## What you should do:
Copy every line of the records below that holds the word "lighting".

## Material for this task:
◇ ◇ ◇ ◇ ◇ ◇ ◇

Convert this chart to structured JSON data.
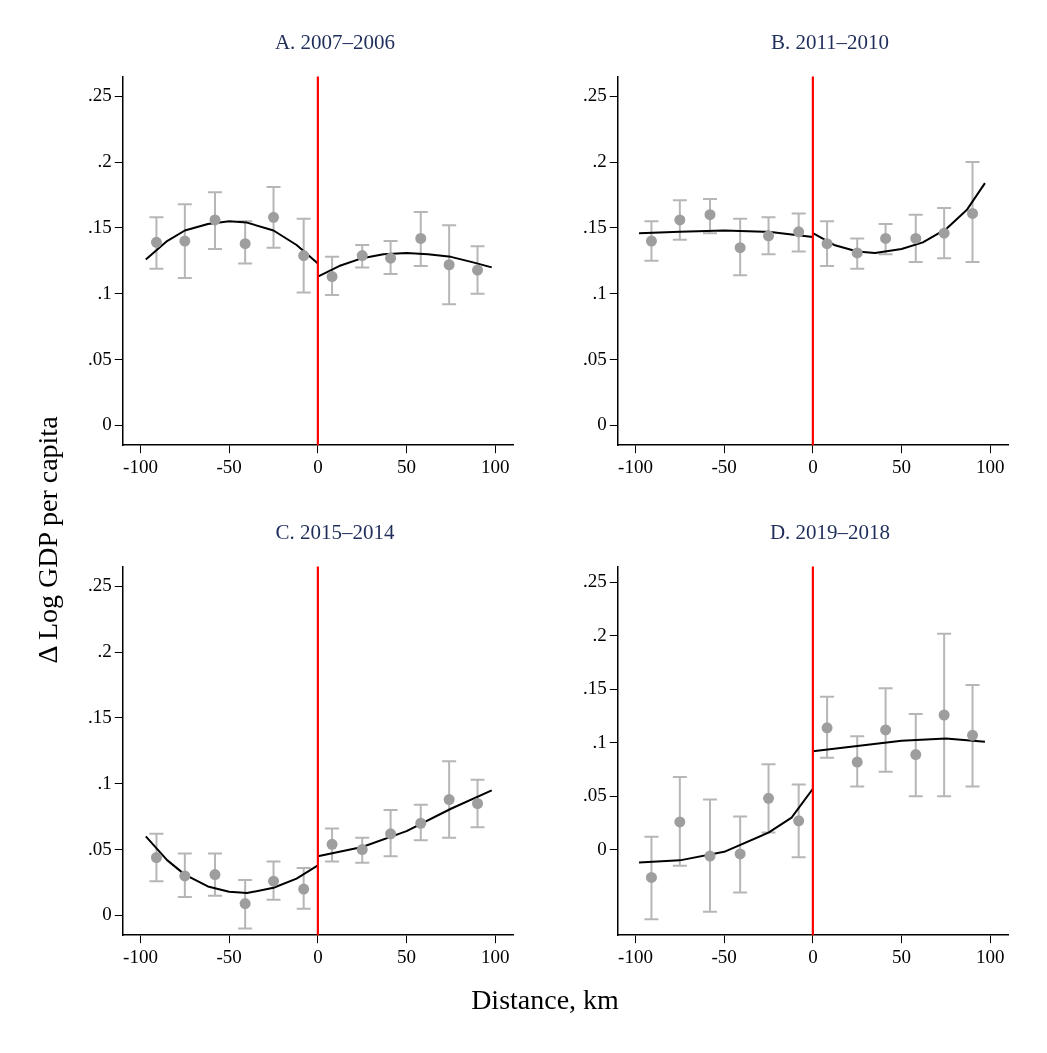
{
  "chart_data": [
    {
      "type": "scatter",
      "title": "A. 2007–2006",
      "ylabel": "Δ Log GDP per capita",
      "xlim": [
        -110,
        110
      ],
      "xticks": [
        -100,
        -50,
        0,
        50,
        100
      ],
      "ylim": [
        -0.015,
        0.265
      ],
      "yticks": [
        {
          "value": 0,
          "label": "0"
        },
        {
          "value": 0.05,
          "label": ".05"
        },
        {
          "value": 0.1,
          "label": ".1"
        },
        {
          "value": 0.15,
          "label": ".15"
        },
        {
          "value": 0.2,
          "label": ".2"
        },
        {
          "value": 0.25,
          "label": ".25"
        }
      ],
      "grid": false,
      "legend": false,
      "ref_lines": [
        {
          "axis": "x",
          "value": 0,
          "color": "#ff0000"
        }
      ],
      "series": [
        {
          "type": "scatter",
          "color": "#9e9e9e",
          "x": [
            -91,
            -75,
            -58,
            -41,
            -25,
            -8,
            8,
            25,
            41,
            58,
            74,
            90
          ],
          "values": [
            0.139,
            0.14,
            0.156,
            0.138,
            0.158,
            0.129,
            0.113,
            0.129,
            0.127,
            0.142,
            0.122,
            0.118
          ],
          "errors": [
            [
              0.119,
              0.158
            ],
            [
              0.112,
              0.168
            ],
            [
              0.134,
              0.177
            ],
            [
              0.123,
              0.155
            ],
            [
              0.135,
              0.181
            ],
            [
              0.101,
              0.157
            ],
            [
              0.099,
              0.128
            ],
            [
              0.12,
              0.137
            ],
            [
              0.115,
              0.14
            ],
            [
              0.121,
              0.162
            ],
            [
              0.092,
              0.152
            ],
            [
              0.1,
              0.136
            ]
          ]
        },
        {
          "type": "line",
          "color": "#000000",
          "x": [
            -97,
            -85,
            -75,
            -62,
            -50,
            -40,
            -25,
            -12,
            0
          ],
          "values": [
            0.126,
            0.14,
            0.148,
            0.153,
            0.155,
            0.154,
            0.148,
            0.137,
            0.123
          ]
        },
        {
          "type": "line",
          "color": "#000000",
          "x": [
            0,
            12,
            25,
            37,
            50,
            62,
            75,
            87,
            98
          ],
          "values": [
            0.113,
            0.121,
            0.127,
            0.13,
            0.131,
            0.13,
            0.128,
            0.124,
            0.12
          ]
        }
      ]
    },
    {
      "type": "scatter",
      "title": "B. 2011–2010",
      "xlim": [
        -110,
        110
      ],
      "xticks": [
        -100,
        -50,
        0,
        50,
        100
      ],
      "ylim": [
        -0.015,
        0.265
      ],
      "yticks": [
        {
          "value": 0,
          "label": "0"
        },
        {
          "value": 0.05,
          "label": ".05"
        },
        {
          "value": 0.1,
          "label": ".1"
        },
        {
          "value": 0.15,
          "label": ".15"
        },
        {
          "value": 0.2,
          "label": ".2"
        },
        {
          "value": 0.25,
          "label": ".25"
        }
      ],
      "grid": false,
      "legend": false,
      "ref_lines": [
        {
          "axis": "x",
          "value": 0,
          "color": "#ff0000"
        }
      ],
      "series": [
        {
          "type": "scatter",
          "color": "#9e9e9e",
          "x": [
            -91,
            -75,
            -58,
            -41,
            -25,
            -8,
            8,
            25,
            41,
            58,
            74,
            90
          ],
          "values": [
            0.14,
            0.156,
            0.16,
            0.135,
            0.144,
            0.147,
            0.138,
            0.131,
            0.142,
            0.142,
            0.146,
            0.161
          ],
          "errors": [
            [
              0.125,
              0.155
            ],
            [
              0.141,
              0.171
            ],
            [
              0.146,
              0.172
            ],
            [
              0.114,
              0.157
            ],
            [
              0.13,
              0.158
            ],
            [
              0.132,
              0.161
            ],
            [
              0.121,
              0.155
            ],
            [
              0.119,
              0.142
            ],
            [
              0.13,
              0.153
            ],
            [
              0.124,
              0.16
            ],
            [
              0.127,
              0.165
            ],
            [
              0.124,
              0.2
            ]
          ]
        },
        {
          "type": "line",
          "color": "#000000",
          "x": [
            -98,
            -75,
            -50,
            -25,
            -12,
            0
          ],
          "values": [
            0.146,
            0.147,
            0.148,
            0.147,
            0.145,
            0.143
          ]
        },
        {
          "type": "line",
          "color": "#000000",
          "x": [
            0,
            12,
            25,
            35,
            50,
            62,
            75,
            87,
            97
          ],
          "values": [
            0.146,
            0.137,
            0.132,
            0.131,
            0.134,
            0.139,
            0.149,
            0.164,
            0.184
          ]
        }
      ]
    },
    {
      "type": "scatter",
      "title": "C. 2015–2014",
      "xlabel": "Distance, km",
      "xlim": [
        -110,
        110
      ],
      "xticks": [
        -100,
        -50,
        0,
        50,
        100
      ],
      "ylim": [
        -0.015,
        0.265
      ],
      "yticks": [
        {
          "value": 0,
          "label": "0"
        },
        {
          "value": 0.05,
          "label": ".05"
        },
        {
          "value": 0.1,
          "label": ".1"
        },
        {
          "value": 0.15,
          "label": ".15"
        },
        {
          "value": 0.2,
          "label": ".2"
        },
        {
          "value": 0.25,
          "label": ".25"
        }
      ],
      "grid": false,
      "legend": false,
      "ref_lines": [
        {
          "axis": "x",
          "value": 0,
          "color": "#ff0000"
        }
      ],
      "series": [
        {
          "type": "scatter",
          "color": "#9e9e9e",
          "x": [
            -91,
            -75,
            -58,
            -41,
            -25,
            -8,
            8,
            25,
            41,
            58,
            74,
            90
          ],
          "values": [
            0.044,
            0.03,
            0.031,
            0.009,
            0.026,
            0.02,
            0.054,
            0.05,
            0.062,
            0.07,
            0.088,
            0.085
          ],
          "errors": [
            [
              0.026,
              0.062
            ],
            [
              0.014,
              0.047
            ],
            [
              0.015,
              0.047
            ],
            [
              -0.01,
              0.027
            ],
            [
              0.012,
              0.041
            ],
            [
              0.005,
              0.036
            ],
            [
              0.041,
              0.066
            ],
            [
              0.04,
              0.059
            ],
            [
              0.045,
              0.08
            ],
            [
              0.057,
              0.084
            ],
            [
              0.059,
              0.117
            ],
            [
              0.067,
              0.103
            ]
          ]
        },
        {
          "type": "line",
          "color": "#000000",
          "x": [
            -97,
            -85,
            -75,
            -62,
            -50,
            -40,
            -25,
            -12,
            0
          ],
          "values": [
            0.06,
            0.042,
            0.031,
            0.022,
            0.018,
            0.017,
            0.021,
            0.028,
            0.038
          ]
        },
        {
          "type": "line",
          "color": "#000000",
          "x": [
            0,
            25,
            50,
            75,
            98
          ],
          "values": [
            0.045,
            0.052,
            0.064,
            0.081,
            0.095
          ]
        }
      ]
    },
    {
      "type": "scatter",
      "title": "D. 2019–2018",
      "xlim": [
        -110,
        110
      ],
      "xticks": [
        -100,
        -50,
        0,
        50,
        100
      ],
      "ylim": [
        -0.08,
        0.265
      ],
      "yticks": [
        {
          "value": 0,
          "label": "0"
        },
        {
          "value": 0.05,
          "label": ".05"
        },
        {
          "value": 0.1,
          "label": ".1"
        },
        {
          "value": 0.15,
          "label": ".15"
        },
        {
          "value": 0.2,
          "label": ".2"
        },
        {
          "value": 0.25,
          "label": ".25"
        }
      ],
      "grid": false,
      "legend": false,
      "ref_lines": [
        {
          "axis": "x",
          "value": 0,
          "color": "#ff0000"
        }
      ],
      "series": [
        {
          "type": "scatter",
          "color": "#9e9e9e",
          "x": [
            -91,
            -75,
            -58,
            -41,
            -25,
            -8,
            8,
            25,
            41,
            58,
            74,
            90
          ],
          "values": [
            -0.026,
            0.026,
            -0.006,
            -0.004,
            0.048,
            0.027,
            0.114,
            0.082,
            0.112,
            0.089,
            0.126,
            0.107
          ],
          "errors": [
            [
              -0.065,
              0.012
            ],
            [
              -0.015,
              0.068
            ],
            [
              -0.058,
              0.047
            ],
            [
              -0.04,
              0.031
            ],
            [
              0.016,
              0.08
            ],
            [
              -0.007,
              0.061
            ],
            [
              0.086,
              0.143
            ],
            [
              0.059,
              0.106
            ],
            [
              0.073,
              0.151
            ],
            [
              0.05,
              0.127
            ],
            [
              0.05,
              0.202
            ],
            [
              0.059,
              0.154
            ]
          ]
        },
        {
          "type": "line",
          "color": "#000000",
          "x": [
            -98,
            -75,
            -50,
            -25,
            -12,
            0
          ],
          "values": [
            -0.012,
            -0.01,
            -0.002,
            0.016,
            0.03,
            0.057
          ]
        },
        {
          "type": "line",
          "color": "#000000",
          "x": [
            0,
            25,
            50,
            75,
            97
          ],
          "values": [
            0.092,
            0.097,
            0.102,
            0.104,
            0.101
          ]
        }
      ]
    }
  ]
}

◇ ◇ ◇ ◇ ◇ ◇ ◇

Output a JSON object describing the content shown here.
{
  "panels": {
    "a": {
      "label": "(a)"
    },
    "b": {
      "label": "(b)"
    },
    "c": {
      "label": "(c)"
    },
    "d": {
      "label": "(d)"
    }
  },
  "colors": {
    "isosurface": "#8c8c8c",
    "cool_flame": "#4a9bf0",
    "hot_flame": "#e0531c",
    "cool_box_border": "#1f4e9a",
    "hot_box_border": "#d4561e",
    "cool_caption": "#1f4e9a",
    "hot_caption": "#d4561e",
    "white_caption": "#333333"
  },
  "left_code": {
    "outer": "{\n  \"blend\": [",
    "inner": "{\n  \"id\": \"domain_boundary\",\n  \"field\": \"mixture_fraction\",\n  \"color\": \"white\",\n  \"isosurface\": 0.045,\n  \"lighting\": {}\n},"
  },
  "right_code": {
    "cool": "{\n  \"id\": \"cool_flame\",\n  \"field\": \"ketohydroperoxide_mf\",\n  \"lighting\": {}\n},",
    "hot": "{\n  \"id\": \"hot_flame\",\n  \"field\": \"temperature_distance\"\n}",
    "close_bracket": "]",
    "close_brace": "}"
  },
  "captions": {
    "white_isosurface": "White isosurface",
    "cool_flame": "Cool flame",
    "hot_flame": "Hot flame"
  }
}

◇ ◇ ◇ ◇ ◇ ◇ ◇

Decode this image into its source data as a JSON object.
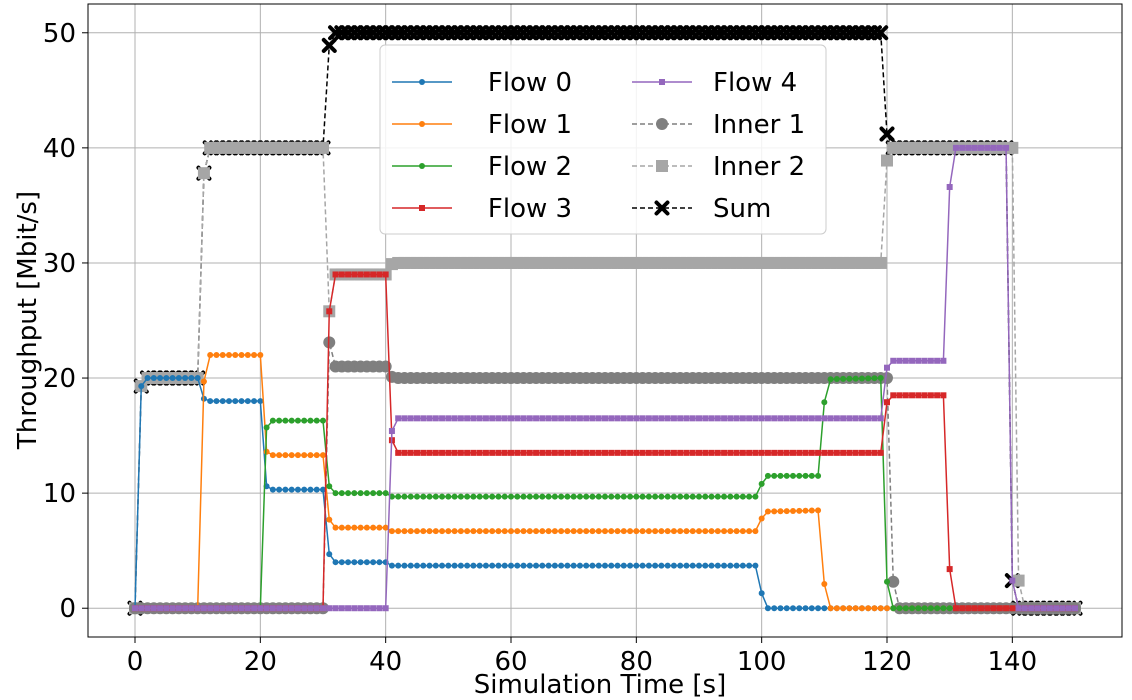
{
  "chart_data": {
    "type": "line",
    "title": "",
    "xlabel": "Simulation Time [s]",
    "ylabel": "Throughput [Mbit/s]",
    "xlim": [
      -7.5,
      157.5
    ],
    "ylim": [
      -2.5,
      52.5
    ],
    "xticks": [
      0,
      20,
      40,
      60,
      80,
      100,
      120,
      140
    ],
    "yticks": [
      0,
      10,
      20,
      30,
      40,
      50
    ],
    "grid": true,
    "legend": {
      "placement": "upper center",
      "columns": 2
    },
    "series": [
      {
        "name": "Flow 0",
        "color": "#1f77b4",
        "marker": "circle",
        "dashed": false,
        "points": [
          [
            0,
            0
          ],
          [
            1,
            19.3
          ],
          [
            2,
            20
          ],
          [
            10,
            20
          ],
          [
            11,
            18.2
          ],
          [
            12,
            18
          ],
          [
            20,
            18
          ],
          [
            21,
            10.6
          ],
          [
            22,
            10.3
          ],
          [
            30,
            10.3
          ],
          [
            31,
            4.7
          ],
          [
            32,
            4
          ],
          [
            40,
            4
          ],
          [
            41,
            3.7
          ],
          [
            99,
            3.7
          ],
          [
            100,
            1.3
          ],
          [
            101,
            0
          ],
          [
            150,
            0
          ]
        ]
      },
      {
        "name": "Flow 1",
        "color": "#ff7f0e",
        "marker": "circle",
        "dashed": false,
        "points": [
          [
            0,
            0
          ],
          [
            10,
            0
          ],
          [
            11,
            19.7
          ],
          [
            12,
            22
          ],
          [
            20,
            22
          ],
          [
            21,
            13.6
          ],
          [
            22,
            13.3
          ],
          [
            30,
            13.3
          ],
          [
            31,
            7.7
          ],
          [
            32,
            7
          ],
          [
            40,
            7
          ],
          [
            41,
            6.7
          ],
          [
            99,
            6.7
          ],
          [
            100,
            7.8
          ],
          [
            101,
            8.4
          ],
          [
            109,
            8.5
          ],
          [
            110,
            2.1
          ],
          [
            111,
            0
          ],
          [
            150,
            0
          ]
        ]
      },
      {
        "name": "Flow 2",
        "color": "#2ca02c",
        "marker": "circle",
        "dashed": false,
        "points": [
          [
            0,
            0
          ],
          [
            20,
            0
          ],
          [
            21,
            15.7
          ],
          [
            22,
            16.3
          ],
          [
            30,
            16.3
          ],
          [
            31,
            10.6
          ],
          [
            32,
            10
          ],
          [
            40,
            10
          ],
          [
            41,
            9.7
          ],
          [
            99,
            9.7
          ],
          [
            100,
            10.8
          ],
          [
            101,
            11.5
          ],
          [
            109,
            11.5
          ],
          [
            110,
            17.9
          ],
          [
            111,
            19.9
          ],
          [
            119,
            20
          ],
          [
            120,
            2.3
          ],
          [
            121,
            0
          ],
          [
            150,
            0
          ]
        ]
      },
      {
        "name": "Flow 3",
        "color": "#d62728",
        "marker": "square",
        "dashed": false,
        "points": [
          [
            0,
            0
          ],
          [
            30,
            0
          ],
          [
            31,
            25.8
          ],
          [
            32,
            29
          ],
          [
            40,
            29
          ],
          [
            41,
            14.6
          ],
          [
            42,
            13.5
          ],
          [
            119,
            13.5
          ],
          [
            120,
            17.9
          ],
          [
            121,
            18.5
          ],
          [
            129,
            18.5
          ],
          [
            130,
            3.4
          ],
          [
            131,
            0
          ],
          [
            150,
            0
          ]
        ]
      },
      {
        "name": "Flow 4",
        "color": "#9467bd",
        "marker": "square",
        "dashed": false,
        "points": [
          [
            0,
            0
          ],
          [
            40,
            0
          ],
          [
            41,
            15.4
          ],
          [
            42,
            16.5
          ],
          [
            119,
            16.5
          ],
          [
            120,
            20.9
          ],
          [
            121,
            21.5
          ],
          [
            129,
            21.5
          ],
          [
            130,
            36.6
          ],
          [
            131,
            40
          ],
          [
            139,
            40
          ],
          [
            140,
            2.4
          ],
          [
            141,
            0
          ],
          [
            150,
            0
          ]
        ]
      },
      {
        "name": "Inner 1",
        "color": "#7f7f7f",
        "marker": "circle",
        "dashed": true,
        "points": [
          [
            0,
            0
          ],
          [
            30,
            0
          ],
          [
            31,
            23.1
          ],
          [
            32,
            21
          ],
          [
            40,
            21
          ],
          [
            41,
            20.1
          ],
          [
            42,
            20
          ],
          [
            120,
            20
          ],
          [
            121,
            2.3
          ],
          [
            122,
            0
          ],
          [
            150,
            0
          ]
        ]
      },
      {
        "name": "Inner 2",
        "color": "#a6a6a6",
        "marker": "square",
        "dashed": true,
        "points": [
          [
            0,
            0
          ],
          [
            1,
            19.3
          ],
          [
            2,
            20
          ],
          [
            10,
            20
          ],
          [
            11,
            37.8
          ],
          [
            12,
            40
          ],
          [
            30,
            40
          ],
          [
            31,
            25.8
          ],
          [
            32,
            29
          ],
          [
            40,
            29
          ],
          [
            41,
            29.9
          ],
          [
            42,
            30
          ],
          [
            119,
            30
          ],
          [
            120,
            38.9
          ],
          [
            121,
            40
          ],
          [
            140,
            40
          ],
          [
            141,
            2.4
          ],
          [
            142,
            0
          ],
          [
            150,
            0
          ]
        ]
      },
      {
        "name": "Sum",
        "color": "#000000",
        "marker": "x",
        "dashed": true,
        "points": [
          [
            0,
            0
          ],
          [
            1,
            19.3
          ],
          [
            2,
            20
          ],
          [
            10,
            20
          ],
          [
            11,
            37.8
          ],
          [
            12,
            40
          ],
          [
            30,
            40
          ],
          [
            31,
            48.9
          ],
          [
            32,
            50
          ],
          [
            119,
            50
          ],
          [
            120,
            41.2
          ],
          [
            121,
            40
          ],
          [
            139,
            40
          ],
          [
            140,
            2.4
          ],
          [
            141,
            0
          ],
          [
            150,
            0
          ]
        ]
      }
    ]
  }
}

◇ ◇ ◇ ◇ ◇ ◇ ◇

## Completed task:
    "inner": "{\n  \"id\": \"domain_boundary\",\n  \"field\": \"mixture_fraction\",\n  \"color\": \"white\",\n  \"isosurface\": 0.045,\n  \"lighting\": {}\n},"
    "cool": "{\n  \"id\": \"cool_flame\",\n  \"field\": \"ketohydroperoxide_mf\",\n  \"lighting\": {}\n},",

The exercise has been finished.